+++ DATASET CONTENT

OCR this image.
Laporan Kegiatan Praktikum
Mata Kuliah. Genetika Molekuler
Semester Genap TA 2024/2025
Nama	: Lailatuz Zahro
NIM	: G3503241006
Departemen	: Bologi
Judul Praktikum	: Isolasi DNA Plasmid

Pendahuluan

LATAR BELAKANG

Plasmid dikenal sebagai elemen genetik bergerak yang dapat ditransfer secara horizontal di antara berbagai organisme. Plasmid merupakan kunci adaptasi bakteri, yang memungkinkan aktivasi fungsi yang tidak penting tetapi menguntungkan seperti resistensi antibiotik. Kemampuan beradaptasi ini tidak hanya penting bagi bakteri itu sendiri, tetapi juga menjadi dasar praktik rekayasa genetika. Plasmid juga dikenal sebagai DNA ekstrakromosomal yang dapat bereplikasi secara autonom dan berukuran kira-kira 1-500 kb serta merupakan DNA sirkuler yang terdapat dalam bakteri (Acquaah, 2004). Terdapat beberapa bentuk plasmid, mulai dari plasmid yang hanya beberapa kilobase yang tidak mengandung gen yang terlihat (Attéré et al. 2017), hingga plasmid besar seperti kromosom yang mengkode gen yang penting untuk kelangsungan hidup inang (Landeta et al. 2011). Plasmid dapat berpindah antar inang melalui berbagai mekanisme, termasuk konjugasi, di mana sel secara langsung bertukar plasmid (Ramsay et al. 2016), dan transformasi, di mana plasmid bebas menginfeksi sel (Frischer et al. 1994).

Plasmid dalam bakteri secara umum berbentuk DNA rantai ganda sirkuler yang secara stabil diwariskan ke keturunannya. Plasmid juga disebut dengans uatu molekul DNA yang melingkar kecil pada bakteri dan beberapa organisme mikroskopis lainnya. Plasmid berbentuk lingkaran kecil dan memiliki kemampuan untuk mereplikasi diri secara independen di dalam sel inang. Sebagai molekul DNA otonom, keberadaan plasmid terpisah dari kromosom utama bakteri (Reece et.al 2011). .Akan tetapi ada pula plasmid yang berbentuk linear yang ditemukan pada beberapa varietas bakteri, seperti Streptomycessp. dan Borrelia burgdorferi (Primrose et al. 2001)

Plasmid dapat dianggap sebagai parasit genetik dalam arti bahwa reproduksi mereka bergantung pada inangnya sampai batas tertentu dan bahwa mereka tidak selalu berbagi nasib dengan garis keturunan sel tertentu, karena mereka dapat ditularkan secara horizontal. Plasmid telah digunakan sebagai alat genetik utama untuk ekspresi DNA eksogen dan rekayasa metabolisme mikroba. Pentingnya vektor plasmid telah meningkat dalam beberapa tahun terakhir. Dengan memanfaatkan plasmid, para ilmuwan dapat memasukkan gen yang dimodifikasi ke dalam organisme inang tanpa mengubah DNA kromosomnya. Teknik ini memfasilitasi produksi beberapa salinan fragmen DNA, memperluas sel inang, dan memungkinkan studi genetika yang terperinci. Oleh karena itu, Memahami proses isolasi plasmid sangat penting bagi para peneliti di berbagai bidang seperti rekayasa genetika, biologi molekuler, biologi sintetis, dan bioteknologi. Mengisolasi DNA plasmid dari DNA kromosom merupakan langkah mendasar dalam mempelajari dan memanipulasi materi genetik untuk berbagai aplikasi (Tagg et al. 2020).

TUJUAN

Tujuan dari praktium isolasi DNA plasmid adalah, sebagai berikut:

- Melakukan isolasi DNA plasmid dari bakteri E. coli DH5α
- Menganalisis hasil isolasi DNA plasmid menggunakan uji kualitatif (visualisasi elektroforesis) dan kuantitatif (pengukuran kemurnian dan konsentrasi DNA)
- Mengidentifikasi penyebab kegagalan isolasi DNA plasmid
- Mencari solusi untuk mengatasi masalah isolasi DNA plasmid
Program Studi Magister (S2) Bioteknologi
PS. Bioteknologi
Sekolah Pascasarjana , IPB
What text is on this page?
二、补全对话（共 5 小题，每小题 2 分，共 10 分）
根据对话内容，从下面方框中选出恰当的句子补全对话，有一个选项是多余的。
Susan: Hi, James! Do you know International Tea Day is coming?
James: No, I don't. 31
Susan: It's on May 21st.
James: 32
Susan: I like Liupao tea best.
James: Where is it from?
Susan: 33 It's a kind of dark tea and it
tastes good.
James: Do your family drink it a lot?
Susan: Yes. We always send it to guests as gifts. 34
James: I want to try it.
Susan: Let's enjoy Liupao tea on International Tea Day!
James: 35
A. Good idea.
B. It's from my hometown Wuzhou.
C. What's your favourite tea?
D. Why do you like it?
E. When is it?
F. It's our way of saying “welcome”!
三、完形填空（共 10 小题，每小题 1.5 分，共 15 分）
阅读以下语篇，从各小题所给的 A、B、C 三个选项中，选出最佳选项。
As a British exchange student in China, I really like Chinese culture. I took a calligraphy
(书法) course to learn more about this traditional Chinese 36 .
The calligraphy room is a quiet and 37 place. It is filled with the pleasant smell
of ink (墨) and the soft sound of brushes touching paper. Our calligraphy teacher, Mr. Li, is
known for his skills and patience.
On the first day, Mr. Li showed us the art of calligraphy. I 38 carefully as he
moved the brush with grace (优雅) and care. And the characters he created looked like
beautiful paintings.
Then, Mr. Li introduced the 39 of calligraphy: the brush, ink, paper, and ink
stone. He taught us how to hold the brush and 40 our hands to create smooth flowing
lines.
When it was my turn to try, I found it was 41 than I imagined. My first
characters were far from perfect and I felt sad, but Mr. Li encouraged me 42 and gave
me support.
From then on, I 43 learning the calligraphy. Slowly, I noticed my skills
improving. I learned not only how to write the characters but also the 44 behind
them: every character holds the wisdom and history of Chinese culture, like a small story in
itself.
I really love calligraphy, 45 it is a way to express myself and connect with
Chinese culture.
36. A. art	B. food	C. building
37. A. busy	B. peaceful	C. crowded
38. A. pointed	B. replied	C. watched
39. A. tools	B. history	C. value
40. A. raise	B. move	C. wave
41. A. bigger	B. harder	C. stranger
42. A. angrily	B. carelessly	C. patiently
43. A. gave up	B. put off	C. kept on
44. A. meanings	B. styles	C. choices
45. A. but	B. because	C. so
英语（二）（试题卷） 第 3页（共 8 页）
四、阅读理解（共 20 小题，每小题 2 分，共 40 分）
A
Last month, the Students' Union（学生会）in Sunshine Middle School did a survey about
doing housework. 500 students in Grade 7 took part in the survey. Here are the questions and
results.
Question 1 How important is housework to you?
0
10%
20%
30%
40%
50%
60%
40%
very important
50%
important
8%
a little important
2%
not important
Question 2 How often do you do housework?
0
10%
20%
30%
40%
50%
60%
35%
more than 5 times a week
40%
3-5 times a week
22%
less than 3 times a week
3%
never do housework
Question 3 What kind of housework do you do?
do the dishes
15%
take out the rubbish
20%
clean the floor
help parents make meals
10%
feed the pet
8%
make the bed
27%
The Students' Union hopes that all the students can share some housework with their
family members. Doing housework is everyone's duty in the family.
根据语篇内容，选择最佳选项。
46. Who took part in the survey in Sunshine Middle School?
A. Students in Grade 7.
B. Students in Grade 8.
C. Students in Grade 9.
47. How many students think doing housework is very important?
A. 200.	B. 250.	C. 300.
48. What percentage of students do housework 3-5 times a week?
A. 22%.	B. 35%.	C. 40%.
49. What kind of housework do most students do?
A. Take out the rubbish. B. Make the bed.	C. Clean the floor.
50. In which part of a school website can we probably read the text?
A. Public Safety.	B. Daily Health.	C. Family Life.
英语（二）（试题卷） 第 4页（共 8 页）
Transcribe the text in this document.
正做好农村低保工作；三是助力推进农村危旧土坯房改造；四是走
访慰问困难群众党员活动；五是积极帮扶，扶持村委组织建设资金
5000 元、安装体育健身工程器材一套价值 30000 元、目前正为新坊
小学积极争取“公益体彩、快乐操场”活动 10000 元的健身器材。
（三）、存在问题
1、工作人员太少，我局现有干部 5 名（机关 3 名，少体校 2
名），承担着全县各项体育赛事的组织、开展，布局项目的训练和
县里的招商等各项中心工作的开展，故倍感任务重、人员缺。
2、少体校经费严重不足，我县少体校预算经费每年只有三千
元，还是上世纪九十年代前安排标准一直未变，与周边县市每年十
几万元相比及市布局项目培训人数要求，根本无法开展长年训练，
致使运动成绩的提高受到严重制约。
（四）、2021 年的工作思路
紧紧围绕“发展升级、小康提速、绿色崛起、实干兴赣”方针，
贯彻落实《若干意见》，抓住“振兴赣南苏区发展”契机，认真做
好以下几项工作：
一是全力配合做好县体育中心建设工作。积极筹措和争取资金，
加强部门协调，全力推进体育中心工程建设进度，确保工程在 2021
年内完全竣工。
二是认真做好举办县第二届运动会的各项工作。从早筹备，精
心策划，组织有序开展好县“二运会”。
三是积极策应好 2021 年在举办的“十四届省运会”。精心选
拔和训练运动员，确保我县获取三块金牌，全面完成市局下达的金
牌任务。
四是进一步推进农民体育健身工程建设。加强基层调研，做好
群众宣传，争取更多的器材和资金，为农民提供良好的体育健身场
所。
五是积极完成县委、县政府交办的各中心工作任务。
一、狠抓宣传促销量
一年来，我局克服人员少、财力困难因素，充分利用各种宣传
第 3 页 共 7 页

++++++

**WHAT IS BEING ASKED**
Where does the word "International" appear? Return each line that holds it.

**THE RESULT**
Susan: Hi, James! Do you know International Tea Day is coming?
Susan: Let's enjoy Liupao tea on International Tea Day!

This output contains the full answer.